Written task: Write the listing out again, all of it, word for word.

-- -- --

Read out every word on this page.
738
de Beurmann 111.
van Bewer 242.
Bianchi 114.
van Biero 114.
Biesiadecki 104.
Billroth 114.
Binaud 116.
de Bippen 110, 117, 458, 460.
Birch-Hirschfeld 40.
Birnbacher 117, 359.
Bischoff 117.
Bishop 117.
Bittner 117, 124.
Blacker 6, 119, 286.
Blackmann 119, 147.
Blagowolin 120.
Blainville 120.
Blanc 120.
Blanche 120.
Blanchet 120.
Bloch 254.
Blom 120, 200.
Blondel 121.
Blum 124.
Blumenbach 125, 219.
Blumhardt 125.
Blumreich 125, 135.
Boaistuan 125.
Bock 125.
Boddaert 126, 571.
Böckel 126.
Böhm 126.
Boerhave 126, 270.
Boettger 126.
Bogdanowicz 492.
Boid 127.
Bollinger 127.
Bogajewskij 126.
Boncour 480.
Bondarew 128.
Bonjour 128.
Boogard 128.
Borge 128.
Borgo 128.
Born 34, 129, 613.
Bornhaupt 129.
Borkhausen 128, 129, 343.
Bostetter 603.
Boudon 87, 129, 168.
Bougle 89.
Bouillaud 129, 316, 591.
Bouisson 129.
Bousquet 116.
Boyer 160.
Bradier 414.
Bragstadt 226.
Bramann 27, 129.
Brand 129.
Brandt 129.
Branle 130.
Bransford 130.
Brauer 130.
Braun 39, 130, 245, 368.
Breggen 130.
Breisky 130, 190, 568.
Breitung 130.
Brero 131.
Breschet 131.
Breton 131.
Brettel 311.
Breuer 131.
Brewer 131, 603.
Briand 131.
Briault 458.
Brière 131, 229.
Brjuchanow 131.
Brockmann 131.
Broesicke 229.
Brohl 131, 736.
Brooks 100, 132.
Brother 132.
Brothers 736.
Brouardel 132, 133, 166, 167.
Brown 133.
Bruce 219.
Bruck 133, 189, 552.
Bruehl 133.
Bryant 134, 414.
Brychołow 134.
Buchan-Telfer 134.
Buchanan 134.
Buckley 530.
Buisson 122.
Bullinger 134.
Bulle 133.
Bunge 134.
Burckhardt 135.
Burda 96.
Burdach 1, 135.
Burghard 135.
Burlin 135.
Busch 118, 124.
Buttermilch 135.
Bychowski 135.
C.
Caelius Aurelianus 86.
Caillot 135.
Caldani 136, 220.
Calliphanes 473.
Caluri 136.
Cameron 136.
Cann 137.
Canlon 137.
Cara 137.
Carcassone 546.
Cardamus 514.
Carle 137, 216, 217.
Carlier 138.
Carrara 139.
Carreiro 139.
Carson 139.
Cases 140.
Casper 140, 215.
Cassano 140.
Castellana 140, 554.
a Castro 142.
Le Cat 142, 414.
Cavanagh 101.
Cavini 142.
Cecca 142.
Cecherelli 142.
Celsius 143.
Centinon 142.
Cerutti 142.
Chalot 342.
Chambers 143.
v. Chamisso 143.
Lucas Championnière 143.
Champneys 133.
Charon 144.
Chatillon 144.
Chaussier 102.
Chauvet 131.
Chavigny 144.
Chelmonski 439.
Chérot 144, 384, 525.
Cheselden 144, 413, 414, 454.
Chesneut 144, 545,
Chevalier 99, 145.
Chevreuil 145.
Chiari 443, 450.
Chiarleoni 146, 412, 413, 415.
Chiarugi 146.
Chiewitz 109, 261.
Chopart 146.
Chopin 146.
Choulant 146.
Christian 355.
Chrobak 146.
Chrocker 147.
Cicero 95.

-- -- --

Answer to the exercise:
Read out every word on this page.
738
de Beurmann 111.
van Bewer 242.
Bianchi 114.
van Biero 114.
Biesiadecki 104.
Billroth 114.
Binaud 116.
de Bippen 110, 117, 458, 460.
Birch-Hirschfeld 40.
Birnbacher 117, 359.
Bischoff 117.
Bishop 117.
Bittner 117, 124.
Blacker 6, 119, 286.
Blackmann 119, 147.
Blagowolin 120.
Blainville 120.
Blanc 120.
Blanche 120.
Blanchet 120.
Bloch 254.
Blom 120, 200.
Blondel 121.
Blum 124.
Blumenbach 125, 219.
Blumhardt 125.
Blumreich 125, 135.
Boaistuan 125.
Bock 125.
Boddaert 126, 571.
Böckel 126.
Böhm 126.
Boerhave 126, 270.
Boettger 126.
Bogdanowicz 492.
Boid 127.
Bollinger 127.
Bogajewskij 126.
Boncour 480.
Bondarew 128.
Bonjour 128.
Boogard 128.
Borge 128.
Borgo 128.
Born 34, 129, 613.
Bornhaupt 129.
Borkhausen 128, 129, 343.
Bostetter 603.
Boudon 87, 129, 168.
Bougle 89.
Bouillaud 129, 316, 591.
Bouisson 129.
Bousquet 116.
Boyer 160.
Bradier 414.
Bragstadt 226.
Bramann 27, 129.
Brand 129.
Brandt 129.
Branle 130.
Bransford 130.
Brauer 130.
Braun 39, 130, 245, 368.
Breggen 130.
Breisky 130, 190, 568.
Breitung 130.
Brero 131.
Breschet 131.
Breton 131.
Brettel 311.
Breuer 131.
Brewer 131, 603.
Briand 131.
Briault 458.
Brière 131, 229.
Brjuchanow 131.
Brockmann 131.
Broesicke 229.
Brohl 131, 736.
Brooks 100, 132.
Brother 132.
Brothers 736.
Brouardel 132, 133, 166, 167.
Brown 133.
Bruce 219.
Bruck 133, 189, 552.
Bruehl 133.
Bryant 134, 414.
Brychołow 134.
Buchan-Telfer 134.
Buchanan 134.
Buckley 530.
Buisson 122.
Bullinger 134.
Bulle 133.
Bunge 134.
Burckhardt 135.
Burda 96.
Burdach 1, 135.
Burghard 135.
Burlin 135.
Busch 118, 124.
Buttermilch 135.
Bychowski 135.
C.
Caelius Aurelianus 86.
Caillot 135.
Caldani 136, 220.
Calliphanes 473.
Caluri 136.
Cameron 136.
Cann 137.
Canlon 137.
Cara 137.
Carcassone 546.
Cardamus 514.
Carle 137, 216, 217.
Carlier 138.
Carrara 139.
Carreiro 139.
Carson 139.
Cases 140.
Casper 140, 215.
Cassano 140.
Castellana 140, 554.
a Castro 142.
Le Cat 142, 414.
Cavanagh 101.
Cavini 142.
Cecca 142.
Cecherelli 142.
Celsius 143.
Centinon 142.
Cerutti 142.
Chalot 342.
Chambers 143.
v. Chamisso 143.
Lucas Championnière 143.
Champneys 133.
Charon 144.
Chatillon 144.
Chaussier 102.
Chauvet 131.
Chavigny 144.
Chelmonski 439.
Chérot 144, 384, 525.
Cheselden 144, 413, 414, 454.
Chesneut 144, 545,
Chevalier 99, 145.
Chevreuil 145.
Chiari 443, 450.
Chiarleoni 146, 412, 413, 415.
Chiarugi 146.
Chiewitz 109, 261.
Chopart 146.
Chopin 146.
Choulant 146.
Christian 355.
Chrobak 146.
Chrocker 147.
Cicero 95.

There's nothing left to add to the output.